Copy each line of the material below that includes the string "Jahre".

■ Input data ■
>> BEGIN

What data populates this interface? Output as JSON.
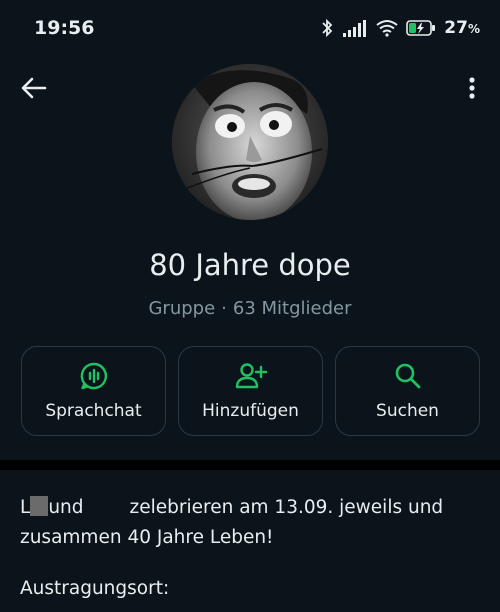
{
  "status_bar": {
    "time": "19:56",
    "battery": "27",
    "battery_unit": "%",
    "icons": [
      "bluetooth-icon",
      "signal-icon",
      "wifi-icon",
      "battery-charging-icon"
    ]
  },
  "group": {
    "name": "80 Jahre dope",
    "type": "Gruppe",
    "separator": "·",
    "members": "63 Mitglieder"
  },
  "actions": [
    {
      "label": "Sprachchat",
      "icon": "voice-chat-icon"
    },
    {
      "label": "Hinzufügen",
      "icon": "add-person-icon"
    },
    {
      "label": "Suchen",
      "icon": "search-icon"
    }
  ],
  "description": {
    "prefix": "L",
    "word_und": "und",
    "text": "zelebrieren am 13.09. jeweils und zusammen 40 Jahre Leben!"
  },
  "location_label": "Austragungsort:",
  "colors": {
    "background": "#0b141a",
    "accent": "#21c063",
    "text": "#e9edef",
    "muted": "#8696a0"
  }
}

>> END

■ Exercise result ■
    "name": "80 Jahre dope",
    "text": "zelebrieren am 13.09. jeweils und zusammen 40 Jahre Leben!"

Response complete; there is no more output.